--- BEGIN Data in this exercise ---

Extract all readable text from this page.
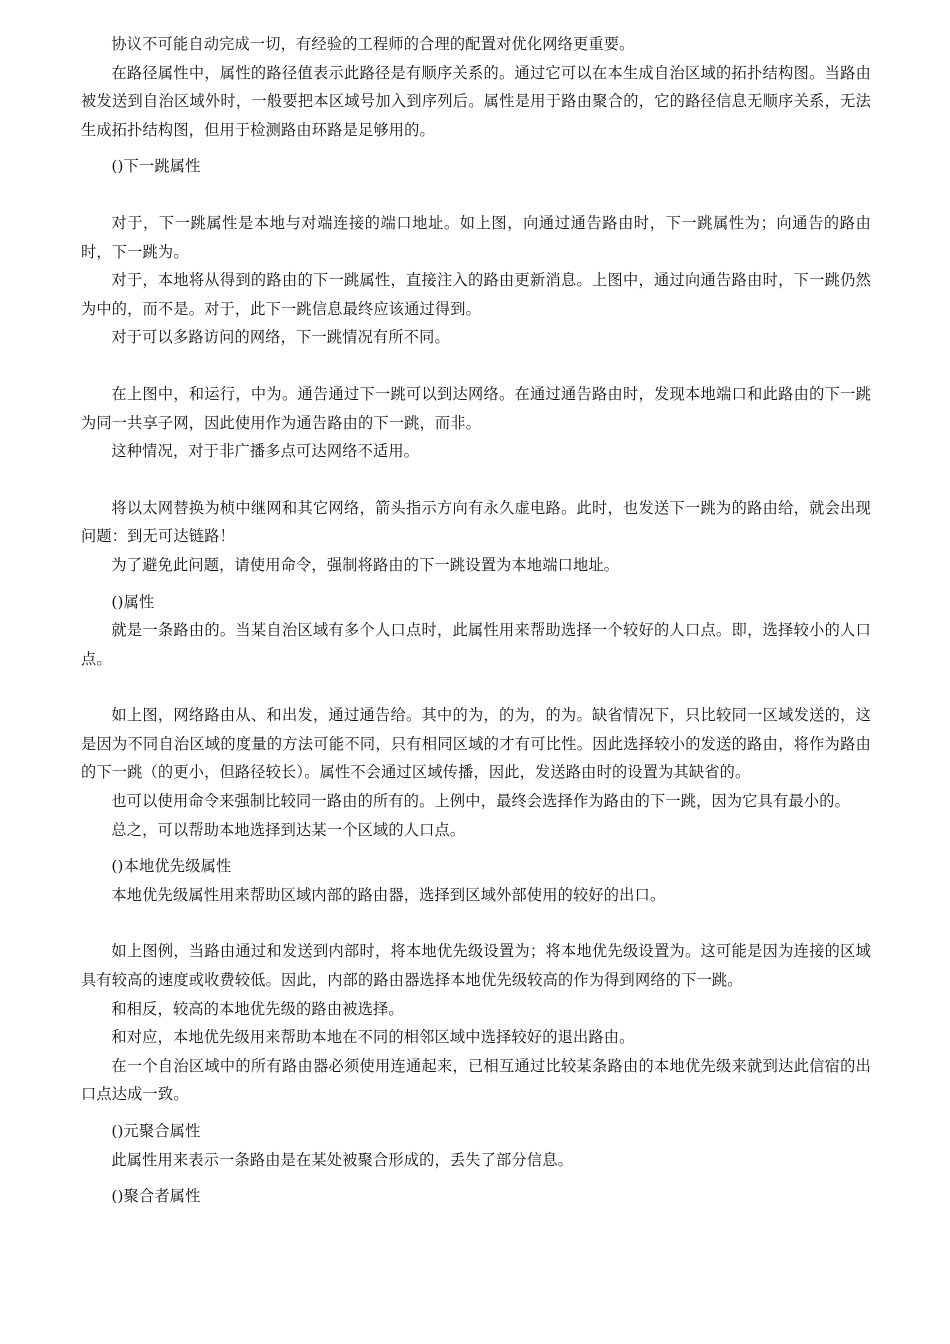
协议不可能自动完成一切，有经验的工程师的合理的配置对优化网络更重要。

在路径属性中，属性的路径值表示此路径是有顺序关系的。通过它可以在本生成自治区域的拓扑结构图。当路由被发送到自治区域外时，一般要把本区域号加入到序列后。属性是用于路由聚合的，它的路径信息无顺序关系，无法生成拓扑结构图，但用于检测路由环路是足够用的。

()下一跳属性

对于，下一跳属性是本地与对端连接的端口地址。如上图，向通过通告路由时，下一跳属性为；向通告的路由时，下一跳为。

对于，本地将从得到的路由的下一跳属性，直接注入的路由更新消息。上图中，通过向通告路由时，下一跳仍然为中的，而不是。对于，此下一跳信息最终应该通过得到。

对于可以多路访问的网络，下一跳情况有所不同。

在上图中，和运行，中为。通告通过下一跳可以到达网络。在通过通告路由时，发现本地端口和此路由的下一跳为同一共享子网，因此使用作为通告路由的下一跳，而非。

这种情况，对于非广播多点可达网络不适用。

将以太网替换为桢中继网和其它网络，箭头指示方向有永久虚电路。此时，也发送下一跳为的路由给，就会出现问题：到无可达链路！

为了避免此问题，请使用命令，强制将路由的下一跳设置为本地端口地址。

()属性

就是一条路由的。当某自治区域有多个人口点时，此属性用来帮助选择一个较好的人口点。即，选择较小的人口点。

如上图，网络路由从、和出发，通过通告给。其中的为，的为，的为。缺省情况下，只比较同一区域发送的，这是因为不同自治区域的度量的方法可能不同，只有相同区域的才有可比性。因此选择较小的发送的路由，将作为路由的下一跳（的更小，但路径较长）。属性不会通过区域传播，因此，发送路由时的设置为其缺省的。

也可以使用命令来强制比较同一路由的所有的。上例中，最终会选择作为路由的下一跳，因为它具有最小的。

总之，可以帮助本地选择到达某一个区域的人口点。

()本地优先级属性

本地优先级属性用来帮助区域内部的路由器，选择到区域外部使用的较好的出口。

如上图例，当路由通过和发送到内部时，将本地优先级设置为；将本地优先级设置为。这可能是因为连接的区域具有较高的速度或收费较低。因此，内部的路由器选择本地优先级较高的作为得到网络的下一跳。

和相反，较高的本地优先级的路由被选择。

和对应，本地优先级用来帮助本地在不同的相邻区域中选择较好的退出路由。

在一个自治区域中的所有路由器必须使用连通起来，已相互通过比较某条路由的本地优先级来就到达此信宿的出口点达成一致。

()元聚合属性

此属性用来表示一条路由是在某处被聚合形成的，丢失了部分信息。

()聚合者属性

--- END Data in this exercise ---

▶ [Goal of the exercise]:
Above are records with pictures; repeat the records exactly and leave the pictures out.

▶ [Answer in full]:
Extract all readable text from this page.
协议不可能自动完成一切，有经验的工程师的合理的配置对优化网络更重要。

在路径属性中，属性的路径值表示此路径是有顺序关系的。通过它可以在本生成自治区域的拓扑结构图。当路由被发送到自治区域外时，一般要把本区域号加入到序列后。属性是用于路由聚合的，它的路径信息无顺序关系，无法生成拓扑结构图，但用于检测路由环路是足够用的。

()下一跳属性

对于，下一跳属性是本地与对端连接的端口地址。如上图，向通过通告路由时，下一跳属性为；向通告的路由时，下一跳为。

对于，本地将从得到的路由的下一跳属性，直接注入的路由更新消息。上图中，通过向通告路由时，下一跳仍然为中的，而不是。对于，此下一跳信息最终应该通过得到。

对于可以多路访问的网络，下一跳情况有所不同。

在上图中，和运行，中为。通告通过下一跳可以到达网络。在通过通告路由时，发现本地端口和此路由的下一跳为同一共享子网，因此使用作为通告路由的下一跳，而非。

这种情况，对于非广播多点可达网络不适用。

将以太网替换为桢中继网和其它网络，箭头指示方向有永久虚电路。此时，也发送下一跳为的路由给，就会出现问题：到无可达链路！

为了避免此问题，请使用命令，强制将路由的下一跳设置为本地端口地址。

()属性

就是一条路由的。当某自治区域有多个人口点时，此属性用来帮助选择一个较好的人口点。即，选择较小的人口点。

如上图，网络路由从、和出发，通过通告给。其中的为，的为，的为。缺省情况下，只比较同一区域发送的，这是因为不同自治区域的度量的方法可能不同，只有相同区域的才有可比性。因此选择较小的发送的路由，将作为路由的下一跳（的更小，但路径较长）。属性不会通过区域传播，因此，发送路由时的设置为其缺省的。

也可以使用命令来强制比较同一路由的所有的。上例中，最终会选择作为路由的下一跳，因为它具有最小的。

总之，可以帮助本地选择到达某一个区域的人口点。

()本地优先级属性

本地优先级属性用来帮助区域内部的路由器，选择到区域外部使用的较好的出口。

如上图例，当路由通过和发送到内部时，将本地优先级设置为；将本地优先级设置为。这可能是因为连接的区域具有较高的速度或收费较低。因此，内部的路由器选择本地优先级较高的作为得到网络的下一跳。

和相反，较高的本地优先级的路由被选择。

和对应，本地优先级用来帮助本地在不同的相邻区域中选择较好的退出路由。

在一个自治区域中的所有路由器必须使用连通起来，已相互通过比较某条路由的本地优先级来就到达此信宿的出口点达成一致。

()元聚合属性

此属性用来表示一条路由是在某处被聚合形成的，丢失了部分信息。

()聚合者属性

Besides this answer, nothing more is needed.